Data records

>> Start

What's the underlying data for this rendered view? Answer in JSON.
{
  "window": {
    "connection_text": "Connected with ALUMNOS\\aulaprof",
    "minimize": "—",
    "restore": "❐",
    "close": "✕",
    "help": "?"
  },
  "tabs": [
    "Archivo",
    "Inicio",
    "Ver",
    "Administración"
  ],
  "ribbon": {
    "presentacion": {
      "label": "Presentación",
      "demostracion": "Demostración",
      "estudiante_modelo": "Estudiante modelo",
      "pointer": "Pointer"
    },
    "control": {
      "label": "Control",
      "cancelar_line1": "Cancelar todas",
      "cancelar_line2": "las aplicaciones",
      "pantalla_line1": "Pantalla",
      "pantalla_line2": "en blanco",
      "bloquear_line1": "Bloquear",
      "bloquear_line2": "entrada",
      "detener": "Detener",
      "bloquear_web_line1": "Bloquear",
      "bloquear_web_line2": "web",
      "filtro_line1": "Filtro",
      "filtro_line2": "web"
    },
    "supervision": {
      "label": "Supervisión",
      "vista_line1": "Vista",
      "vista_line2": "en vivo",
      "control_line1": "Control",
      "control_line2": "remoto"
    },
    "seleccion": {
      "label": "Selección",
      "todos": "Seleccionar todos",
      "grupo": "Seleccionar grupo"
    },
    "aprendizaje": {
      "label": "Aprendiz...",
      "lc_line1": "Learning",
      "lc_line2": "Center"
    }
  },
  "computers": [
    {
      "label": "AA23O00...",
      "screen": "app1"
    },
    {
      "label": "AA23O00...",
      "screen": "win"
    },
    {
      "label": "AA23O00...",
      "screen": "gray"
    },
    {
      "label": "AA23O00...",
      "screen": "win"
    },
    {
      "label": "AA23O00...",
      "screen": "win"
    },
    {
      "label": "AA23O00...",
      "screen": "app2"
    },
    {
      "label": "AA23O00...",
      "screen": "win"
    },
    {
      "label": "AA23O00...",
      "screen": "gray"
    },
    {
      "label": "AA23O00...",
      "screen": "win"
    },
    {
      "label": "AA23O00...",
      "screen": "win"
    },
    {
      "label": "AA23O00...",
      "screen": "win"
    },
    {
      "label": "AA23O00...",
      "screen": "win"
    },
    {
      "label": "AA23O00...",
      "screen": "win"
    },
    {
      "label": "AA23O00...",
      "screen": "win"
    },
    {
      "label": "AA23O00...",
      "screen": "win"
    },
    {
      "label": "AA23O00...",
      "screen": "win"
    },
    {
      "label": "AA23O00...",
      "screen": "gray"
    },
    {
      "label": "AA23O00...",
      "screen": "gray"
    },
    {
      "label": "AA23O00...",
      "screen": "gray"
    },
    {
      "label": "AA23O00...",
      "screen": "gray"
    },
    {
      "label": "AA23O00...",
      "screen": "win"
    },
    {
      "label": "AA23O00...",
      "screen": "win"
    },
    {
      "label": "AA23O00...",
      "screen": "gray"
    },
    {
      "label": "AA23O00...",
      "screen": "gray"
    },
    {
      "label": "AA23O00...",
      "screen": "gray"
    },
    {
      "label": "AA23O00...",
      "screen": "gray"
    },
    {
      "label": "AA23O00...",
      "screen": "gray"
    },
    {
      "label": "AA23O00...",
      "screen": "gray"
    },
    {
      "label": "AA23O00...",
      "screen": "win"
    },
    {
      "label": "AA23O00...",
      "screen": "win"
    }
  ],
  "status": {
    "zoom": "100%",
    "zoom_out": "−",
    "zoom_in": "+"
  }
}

>> End

» **TASK INSTRUCTIONS**:
Please quote the records above exactly, without skipping a line.

» **RESULT**:
What's the underlying data for this rendered view? Answer in JSON.
{
  "window": {
    "connection_text": "Connected with ALUMNOS\\aulaprof",
    "minimize": "—",
    "restore": "❐",
    "close": "✕",
    "help": "?"
  },
  "tabs": [
    "Archivo",
    "Inicio",
    "Ver",
    "Administración"
  ],
  "ribbon": {
    "presentacion": {
      "label": "Presentación",
      "demostracion": "Demostración",
      "estudiante_modelo": "Estudiante modelo",
      "pointer": "Pointer"
    },
    "control": {
      "label": "Control",
      "cancelar_line1": "Cancelar todas",
      "cancelar_line2": "las aplicaciones",
      "pantalla_line1": "Pantalla",
      "pantalla_line2": "en blanco",
      "bloquear_line1": "Bloquear",
      "bloquear_line2": "entrada",
      "detener": "Detener",
      "bloquear_web_line1": "Bloquear",
      "bloquear_web_line2": "web",
      "filtro_line1": "Filtro",
      "filtro_line2": "web"
    },
    "supervision": {
      "label": "Supervisión",
      "vista_line1": "Vista",
      "vista_line2": "en vivo",
      "control_line1": "Control",
      "control_line2": "remoto"
    },
    "seleccion": {
      "label": "Selección",
      "todos": "Seleccionar todos",
      "grupo": "Seleccionar grupo"
    },
    "aprendizaje": {
      "label": "Aprendiz...",
      "lc_line1": "Learning",
      "lc_line2": "Center"
    }
  },
  "computers": [
    {
      "label": "AA23O00...",
      "screen": "app1"
    },
    {
      "label": "AA23O00...",
      "screen": "win"
    },
    {
      "label": "AA23O00...",
      "screen": "gray"
    },
    {
      "label": "AA23O00...",
      "screen": "win"
    },
    {
      "label": "AA23O00...",
      "screen": "win"
    },
    {
      "label": "AA23O00...",
      "screen": "app2"
    },
    {
      "label": "AA23O00...",
      "screen": "win"
    },
    {
      "label": "AA23O00...",
      "screen": "gray"
    },
    {
      "label": "AA23O00...",
      "screen": "win"
    },
    {
      "label": "AA23O00...",
      "screen": "win"
    },
    {
      "label": "AA23O00...",
      "screen": "win"
    },
    {
      "label": "AA23O00...",
      "screen": "win"
    },
    {
      "label": "AA23O00...",
      "screen": "win"
    },
    {
      "label": "AA23O00...",
      "screen": "win"
    },
    {
      "label": "AA23O00...",
      "screen": "win"
    },
    {
      "label": "AA23O00...",
      "screen": "win"
    },
    {
      "label": "AA23O00...",
      "screen": "gray"
    },
    {
      "label": "AA23O00...",
      "screen": "gray"
    },
    {
      "label": "AA23O00...",
      "screen": "gray"
    },
    {
      "label": "AA23O00...",
      "screen": "gray"
    },
    {
      "label": "AA23O00...",
      "screen": "win"
    },
    {
      "label": "AA23O00...",
      "screen": "win"
    },
    {
      "label": "AA23O00...",
      "screen": "gray"
    },
    {
      "label": "AA23O00...",
      "screen": "gray"
    },
    {
      "label": "AA23O00...",
      "screen": "gray"
    },
    {
      "label": "AA23O00...",
      "screen": "gray"
    },
    {
      "label": "AA23O00...",
      "screen": "gray"
    },
    {
      "label": "AA23O00...",
      "screen": "gray"
    },
    {
      "label": "AA23O00...",
      "screen": "win"
    },
    {
      "label": "AA23O00...",
      "screen": "win"
    }
  ],
  "status": {
    "zoom": "100%",
    "zoom_out": "−",
    "zoom_in": "+"
  }
}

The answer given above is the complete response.